> _To be done_: Copy every line from the data below in which the string "name" can be found.

# START OF Information given

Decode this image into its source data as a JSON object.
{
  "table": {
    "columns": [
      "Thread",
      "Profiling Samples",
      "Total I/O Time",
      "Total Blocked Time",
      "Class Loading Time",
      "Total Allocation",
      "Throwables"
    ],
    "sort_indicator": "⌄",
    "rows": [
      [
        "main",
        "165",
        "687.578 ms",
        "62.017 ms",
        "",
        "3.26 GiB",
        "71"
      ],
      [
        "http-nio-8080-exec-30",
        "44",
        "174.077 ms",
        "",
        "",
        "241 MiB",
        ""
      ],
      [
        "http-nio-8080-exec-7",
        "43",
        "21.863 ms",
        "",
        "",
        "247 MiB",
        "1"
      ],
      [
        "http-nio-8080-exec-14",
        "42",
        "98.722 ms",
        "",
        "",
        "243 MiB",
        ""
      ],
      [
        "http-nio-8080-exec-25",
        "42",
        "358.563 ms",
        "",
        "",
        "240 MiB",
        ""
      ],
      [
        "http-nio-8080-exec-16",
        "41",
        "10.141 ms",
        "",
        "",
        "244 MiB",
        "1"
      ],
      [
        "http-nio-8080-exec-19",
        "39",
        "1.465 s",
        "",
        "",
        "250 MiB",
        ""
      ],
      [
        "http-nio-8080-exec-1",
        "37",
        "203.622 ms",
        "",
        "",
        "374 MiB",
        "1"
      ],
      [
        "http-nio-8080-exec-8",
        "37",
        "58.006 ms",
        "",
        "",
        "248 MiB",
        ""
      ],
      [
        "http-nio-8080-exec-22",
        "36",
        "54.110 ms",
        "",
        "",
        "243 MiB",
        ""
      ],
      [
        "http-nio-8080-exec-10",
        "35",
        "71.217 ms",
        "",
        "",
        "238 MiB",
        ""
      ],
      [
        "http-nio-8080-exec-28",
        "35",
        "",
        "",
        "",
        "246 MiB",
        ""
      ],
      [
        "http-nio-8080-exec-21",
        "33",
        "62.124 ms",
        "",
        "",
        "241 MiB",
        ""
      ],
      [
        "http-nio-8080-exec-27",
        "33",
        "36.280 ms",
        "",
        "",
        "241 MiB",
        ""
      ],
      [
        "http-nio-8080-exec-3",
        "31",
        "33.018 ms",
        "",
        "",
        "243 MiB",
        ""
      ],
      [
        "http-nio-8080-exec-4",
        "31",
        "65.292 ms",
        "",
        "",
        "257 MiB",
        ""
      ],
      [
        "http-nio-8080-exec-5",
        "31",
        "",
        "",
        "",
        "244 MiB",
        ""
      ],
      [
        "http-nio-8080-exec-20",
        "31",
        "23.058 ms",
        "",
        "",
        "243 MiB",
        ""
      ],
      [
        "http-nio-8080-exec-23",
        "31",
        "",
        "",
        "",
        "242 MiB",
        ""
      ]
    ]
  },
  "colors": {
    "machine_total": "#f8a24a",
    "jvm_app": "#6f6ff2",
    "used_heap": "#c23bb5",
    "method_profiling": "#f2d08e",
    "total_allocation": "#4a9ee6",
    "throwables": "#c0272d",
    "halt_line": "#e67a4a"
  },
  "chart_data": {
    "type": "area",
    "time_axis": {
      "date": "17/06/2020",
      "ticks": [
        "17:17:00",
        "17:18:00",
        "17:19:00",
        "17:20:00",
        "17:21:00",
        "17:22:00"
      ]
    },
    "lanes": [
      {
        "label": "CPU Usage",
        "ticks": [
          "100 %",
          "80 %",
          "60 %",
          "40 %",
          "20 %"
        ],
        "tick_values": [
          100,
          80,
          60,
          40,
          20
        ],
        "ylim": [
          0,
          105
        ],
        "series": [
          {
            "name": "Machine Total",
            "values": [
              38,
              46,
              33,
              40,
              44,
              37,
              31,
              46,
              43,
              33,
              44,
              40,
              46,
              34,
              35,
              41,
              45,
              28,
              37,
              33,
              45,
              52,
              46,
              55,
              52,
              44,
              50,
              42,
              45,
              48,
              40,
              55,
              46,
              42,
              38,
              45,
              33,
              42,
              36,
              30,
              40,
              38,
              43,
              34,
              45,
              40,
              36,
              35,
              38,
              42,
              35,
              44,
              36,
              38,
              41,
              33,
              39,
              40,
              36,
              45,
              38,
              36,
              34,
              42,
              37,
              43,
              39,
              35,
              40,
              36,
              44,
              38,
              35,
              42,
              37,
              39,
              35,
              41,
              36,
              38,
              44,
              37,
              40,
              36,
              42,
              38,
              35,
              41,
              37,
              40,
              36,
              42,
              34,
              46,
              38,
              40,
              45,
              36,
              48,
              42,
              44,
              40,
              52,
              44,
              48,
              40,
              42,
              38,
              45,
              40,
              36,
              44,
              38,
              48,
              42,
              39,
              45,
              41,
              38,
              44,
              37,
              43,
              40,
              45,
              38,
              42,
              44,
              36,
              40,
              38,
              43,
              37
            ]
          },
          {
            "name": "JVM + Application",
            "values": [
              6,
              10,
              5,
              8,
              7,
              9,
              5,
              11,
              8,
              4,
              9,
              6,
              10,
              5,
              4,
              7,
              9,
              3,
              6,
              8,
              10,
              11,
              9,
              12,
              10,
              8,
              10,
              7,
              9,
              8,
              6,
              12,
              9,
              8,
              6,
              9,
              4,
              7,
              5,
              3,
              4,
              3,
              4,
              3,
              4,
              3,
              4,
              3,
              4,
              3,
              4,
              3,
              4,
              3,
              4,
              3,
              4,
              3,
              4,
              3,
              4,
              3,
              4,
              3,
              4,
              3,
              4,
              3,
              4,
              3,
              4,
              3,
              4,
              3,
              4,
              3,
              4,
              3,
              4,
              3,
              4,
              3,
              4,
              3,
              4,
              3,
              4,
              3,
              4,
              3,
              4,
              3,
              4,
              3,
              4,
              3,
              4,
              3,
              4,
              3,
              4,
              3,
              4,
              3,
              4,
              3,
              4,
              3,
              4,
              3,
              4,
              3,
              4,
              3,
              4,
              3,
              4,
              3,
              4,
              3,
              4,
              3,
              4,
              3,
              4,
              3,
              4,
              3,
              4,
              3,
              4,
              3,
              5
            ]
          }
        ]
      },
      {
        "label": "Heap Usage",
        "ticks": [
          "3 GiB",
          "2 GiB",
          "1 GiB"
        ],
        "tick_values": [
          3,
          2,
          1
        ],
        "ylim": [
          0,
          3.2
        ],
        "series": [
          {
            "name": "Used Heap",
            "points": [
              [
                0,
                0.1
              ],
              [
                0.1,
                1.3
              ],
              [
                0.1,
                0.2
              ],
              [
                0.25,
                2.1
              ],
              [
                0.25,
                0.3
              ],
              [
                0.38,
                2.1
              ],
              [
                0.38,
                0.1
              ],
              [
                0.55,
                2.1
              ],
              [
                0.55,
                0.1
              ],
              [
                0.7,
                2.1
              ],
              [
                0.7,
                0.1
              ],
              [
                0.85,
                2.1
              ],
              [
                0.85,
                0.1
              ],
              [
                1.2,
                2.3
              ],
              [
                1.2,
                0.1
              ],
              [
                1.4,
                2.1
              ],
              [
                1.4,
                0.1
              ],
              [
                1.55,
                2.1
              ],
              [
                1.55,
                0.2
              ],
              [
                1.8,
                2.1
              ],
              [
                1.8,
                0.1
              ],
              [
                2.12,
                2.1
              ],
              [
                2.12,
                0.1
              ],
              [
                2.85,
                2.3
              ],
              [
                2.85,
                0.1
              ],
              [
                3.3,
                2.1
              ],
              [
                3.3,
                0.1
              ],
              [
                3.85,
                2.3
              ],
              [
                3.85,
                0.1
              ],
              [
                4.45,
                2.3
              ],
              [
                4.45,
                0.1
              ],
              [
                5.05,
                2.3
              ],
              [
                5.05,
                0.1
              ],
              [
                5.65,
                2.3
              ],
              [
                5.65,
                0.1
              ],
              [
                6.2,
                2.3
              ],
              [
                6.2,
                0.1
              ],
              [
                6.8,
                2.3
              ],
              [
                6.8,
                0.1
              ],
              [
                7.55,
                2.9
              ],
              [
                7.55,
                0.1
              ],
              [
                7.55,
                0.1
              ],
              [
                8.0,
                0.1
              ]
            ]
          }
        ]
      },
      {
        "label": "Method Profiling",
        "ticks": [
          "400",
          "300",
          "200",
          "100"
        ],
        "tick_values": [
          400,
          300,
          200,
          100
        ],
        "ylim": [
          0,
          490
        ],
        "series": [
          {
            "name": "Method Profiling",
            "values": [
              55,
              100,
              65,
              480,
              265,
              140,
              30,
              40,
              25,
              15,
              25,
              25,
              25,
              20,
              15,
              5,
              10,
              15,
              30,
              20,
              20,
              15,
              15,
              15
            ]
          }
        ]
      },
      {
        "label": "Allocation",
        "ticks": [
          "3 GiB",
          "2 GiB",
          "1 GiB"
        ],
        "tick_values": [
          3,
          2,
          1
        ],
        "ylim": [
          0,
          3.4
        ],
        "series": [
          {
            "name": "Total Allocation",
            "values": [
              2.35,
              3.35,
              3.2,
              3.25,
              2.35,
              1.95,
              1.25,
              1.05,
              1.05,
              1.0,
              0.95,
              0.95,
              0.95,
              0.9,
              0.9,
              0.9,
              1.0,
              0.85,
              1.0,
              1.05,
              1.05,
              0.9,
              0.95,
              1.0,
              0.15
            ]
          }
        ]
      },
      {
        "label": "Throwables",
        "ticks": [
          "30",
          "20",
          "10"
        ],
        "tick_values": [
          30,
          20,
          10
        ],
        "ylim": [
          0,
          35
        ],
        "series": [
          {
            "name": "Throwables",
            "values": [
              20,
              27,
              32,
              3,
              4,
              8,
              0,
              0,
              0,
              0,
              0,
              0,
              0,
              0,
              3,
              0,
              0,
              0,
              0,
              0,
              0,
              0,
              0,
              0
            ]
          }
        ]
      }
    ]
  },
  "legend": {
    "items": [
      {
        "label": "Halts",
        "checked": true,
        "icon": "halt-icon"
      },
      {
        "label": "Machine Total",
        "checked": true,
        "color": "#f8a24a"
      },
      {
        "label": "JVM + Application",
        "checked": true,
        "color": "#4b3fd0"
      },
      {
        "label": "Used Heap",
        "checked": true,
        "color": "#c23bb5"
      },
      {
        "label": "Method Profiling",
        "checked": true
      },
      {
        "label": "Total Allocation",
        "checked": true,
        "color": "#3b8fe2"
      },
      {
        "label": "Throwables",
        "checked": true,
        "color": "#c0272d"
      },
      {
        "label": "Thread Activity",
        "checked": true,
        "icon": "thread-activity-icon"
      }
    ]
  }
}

# END OF Information given

> _Response for this exercise_:
            "name": "Machine Total",
            "name": "JVM + Application",
            "name": "Used Heap",
            "name": "Method Profiling",
            "name": "Total Allocation",
            "name": "Throwables",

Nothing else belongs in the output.